What the task asks: Look below. Copy each line that has "Southeast" in it.

Dataset entries on figures:

★ ★ ★ ★

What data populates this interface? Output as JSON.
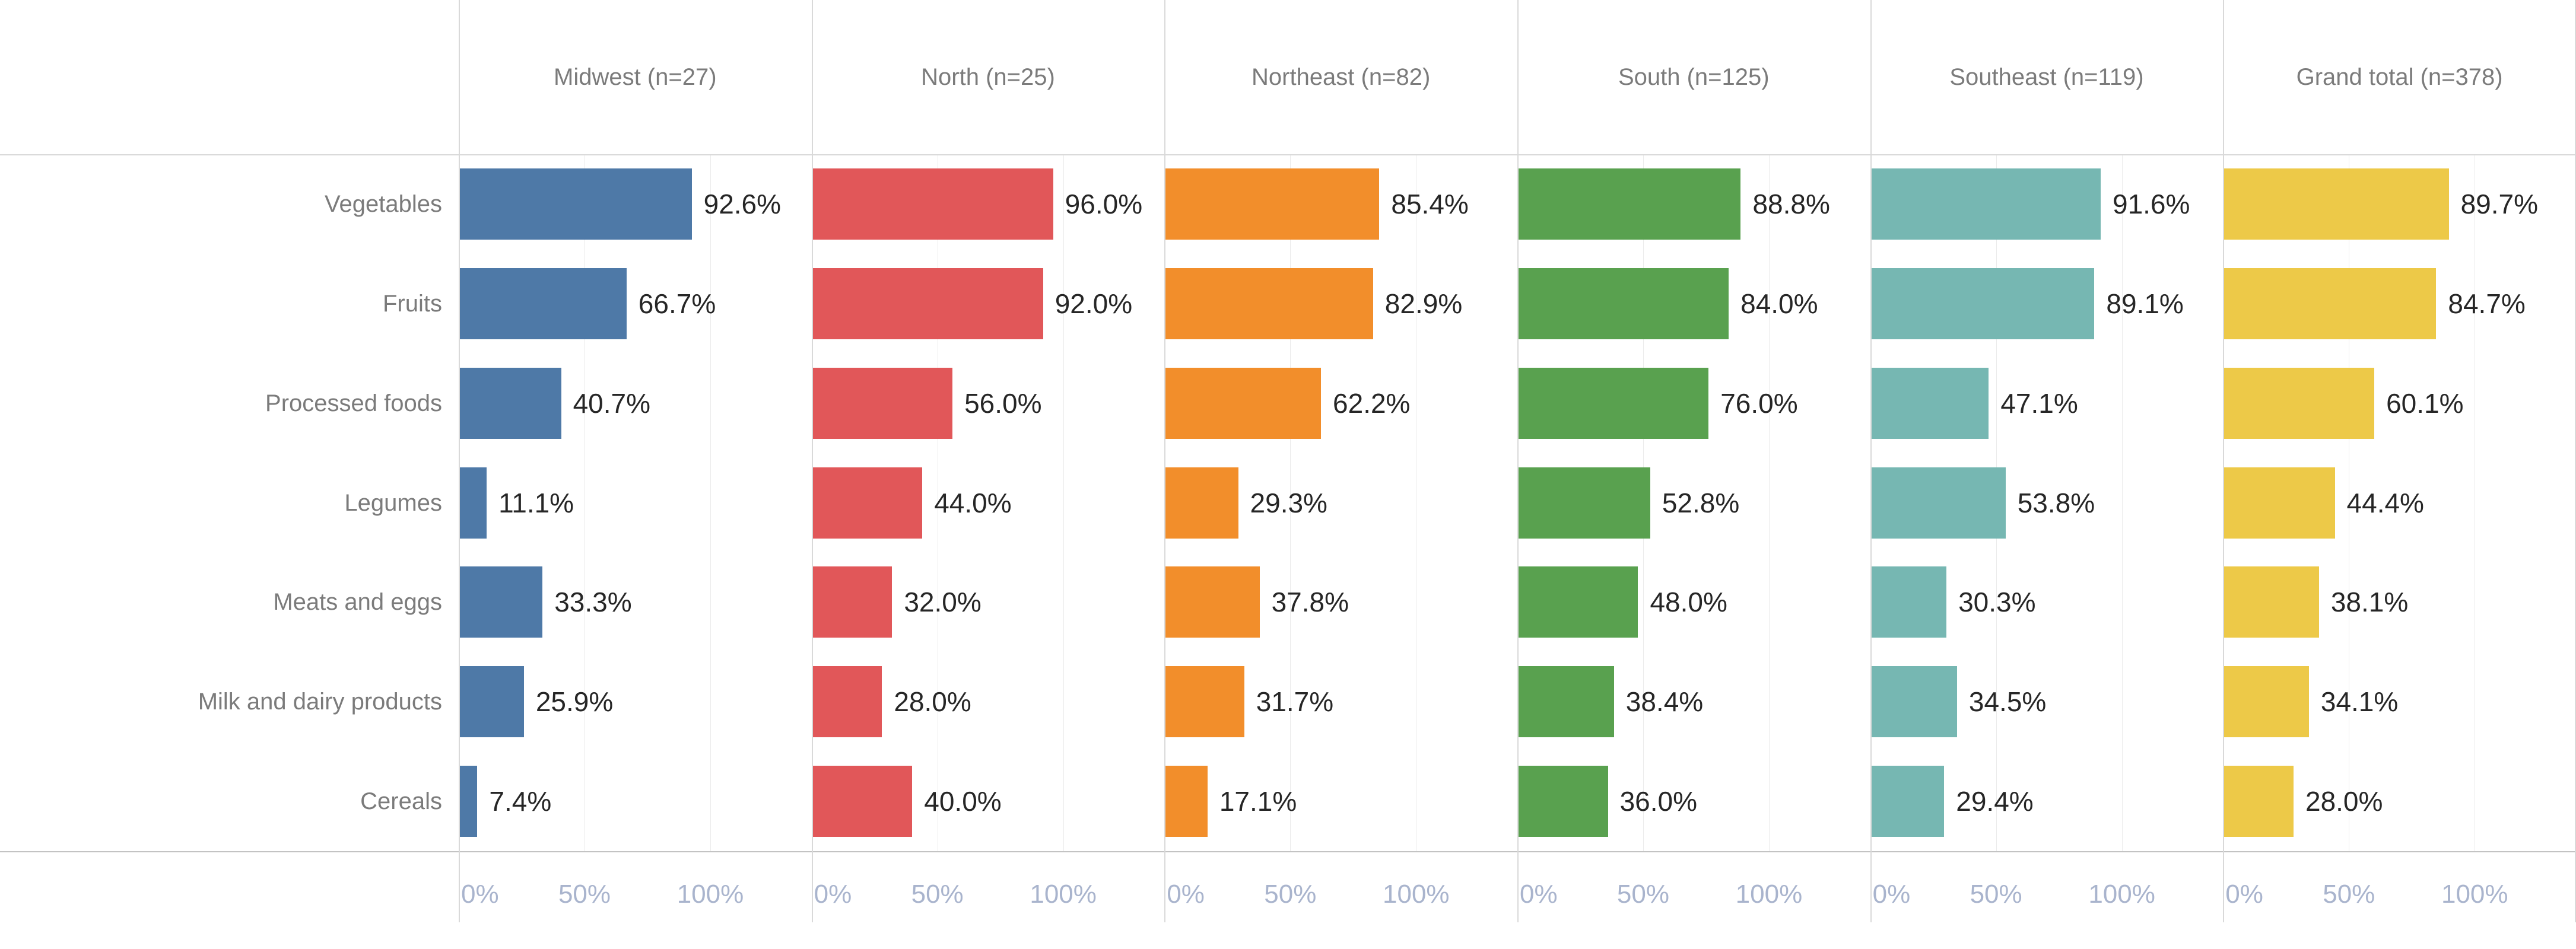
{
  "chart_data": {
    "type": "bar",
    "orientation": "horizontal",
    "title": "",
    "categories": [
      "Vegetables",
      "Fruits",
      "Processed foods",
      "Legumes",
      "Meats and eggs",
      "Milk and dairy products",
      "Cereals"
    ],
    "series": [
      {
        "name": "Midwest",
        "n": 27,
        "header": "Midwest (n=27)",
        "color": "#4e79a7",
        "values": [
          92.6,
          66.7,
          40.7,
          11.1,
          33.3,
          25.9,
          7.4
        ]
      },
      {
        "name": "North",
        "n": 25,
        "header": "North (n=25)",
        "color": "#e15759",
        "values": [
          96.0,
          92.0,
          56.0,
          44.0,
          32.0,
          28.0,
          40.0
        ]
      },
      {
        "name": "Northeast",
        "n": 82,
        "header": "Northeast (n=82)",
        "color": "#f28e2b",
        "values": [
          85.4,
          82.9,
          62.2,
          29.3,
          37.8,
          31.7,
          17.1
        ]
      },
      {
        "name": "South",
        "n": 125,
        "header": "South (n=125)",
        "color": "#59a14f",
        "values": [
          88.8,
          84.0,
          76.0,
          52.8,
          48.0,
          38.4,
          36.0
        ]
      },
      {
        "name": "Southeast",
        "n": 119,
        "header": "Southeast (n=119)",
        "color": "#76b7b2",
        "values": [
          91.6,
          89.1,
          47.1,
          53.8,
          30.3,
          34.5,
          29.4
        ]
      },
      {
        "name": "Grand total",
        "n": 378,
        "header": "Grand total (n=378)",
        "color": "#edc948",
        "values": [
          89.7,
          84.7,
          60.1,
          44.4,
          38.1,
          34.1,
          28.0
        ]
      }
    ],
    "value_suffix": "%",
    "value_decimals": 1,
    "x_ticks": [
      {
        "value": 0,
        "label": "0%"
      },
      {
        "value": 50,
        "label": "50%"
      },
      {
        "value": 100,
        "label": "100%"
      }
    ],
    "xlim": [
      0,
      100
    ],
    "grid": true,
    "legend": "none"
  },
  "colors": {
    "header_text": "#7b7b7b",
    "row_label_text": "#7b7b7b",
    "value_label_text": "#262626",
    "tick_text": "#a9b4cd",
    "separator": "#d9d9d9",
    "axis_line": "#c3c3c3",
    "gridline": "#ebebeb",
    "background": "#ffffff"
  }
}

★ ★ ★ ★

Final result:
        "name": "Southeast",
        "header": "Southeast (n=119)",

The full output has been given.